**** Material provided ****

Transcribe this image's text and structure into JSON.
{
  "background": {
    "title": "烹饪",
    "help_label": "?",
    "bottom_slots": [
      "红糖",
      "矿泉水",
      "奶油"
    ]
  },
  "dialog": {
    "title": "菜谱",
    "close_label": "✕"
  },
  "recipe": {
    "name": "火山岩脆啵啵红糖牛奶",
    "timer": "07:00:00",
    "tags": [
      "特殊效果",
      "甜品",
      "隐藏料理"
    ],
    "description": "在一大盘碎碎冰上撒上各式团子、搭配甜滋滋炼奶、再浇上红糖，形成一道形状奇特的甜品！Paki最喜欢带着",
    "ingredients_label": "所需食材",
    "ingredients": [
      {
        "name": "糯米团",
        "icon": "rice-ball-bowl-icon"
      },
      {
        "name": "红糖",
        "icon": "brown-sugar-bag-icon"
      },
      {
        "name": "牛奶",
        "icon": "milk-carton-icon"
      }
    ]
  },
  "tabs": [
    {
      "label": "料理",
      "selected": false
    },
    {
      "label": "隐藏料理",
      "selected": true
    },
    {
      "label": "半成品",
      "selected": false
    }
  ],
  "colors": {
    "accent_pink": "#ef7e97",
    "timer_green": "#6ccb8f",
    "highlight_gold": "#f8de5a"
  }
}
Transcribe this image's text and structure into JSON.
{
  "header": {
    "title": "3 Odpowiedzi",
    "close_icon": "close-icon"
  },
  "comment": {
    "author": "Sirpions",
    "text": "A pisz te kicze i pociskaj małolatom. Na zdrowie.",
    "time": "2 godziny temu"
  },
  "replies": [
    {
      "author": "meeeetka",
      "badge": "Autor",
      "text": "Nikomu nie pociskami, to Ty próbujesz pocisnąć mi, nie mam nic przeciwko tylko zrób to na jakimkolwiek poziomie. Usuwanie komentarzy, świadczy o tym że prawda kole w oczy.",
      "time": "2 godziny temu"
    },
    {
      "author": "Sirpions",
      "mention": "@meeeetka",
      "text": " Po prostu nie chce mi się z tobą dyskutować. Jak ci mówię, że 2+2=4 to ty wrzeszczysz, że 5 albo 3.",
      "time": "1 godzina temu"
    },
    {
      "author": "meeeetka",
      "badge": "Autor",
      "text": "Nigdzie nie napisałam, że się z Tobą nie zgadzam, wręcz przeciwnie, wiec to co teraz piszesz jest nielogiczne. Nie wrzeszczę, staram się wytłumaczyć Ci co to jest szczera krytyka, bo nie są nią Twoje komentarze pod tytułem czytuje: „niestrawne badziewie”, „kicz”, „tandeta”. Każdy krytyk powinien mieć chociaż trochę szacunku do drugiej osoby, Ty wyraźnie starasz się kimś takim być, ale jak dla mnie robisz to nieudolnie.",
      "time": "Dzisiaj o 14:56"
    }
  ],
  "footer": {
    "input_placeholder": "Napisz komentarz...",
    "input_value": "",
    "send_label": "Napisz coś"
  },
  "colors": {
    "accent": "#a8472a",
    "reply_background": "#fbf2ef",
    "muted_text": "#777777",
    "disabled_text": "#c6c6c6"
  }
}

****

What is being asked:
Repeat all the records. Match each line exactly.

Result for this task:
Transcribe this image's text and structure into JSON.
{
  "background": {
    "title": "烹饪",
    "help_label": "?",
    "bottom_slots": [
      "红糖",
      "矿泉水",
      "奶油"
    ]
  },
  "dialog": {
    "title": "菜谱",
    "close_label": "✕"
  },
  "recipe": {
    "name": "火山岩脆啵啵红糖牛奶",
    "timer": "07:00:00",
    "tags": [
      "特殊效果",
      "甜品",
      "隐藏料理"
    ],
    "description": "在一大盘碎碎冰上撒上各式团子、搭配甜滋滋炼奶、再浇上红糖，形成一道形状奇特的甜品！Paki最喜欢带着",
    "ingredients_label": "所需食材",
    "ingredients": [
      {
        "name": "糯米团",
        "icon": "rice-ball-bowl-icon"
      },
      {
        "name": "红糖",
        "icon": "brown-sugar-bag-icon"
      },
      {
        "name": "牛奶",
        "icon": "milk-carton-icon"
      }
    ]
  },
  "tabs": [
    {
      "label": "料理",
      "selected": false
    },
    {
      "label": "隐藏料理",
      "selected": true
    },
    {
      "label": "半成品",
      "selected": false
    }
  ],
  "colors": {
    "accent_pink": "#ef7e97",
    "timer_green": "#6ccb8f",
    "highlight_gold": "#f8de5a"
  }
}
Transcribe this image's text and structure into JSON.
{
  "header": {
    "title": "3 Odpowiedzi",
    "close_icon": "close-icon"
  },
  "comment": {
    "author": "Sirpions",
    "text": "A pisz te kicze i pociskaj małolatom. Na zdrowie.",
    "time": "2 godziny temu"
  },
  "replies": [
    {
      "author": "meeeetka",
      "badge": "Autor",
      "text": "Nikomu nie pociskami, to Ty próbujesz pocisnąć mi, nie mam nic przeciwko tylko zrób to na jakimkolwiek poziomie. Usuwanie komentarzy, świadczy o tym że prawda kole w oczy.",
      "time": "2 godziny temu"
    },
    {
      "author": "Sirpions",
      "mention": "@meeeetka",
      "text": " Po prostu nie chce mi się z tobą dyskutować. Jak ci mówię, że 2+2=4 to ty wrzeszczysz, że 5 albo 3.",
      "time": "1 godzina temu"
    },
    {
      "author": "meeeetka",
      "badge": "Autor",
      "text": "Nigdzie nie napisałam, że się z Tobą nie zgadzam, wręcz przeciwnie, wiec to co teraz piszesz jest nielogiczne. Nie wrzeszczę, staram się wytłumaczyć Ci co to jest szczera krytyka, bo nie są nią Twoje komentarze pod tytułem czytuje: „niestrawne badziewie”, „kicz”, „tandeta”. Każdy krytyk powinien mieć chociaż trochę szacunku do drugiej osoby, Ty wyraźnie starasz się kimś takim być, ale jak dla mnie robisz to nieudolnie.",
      "time": "Dzisiaj o 14:56"
    }
  ],
  "footer": {
    "input_placeholder": "Napisz komentarz...",
    "input_value": "",
    "send_label": "Napisz coś"
  },
  "colors": {
    "accent": "#a8472a",
    "reply_background": "#fbf2ef",
    "muted_text": "#777777",
    "disabled_text": "#c6c6c6"
  }
}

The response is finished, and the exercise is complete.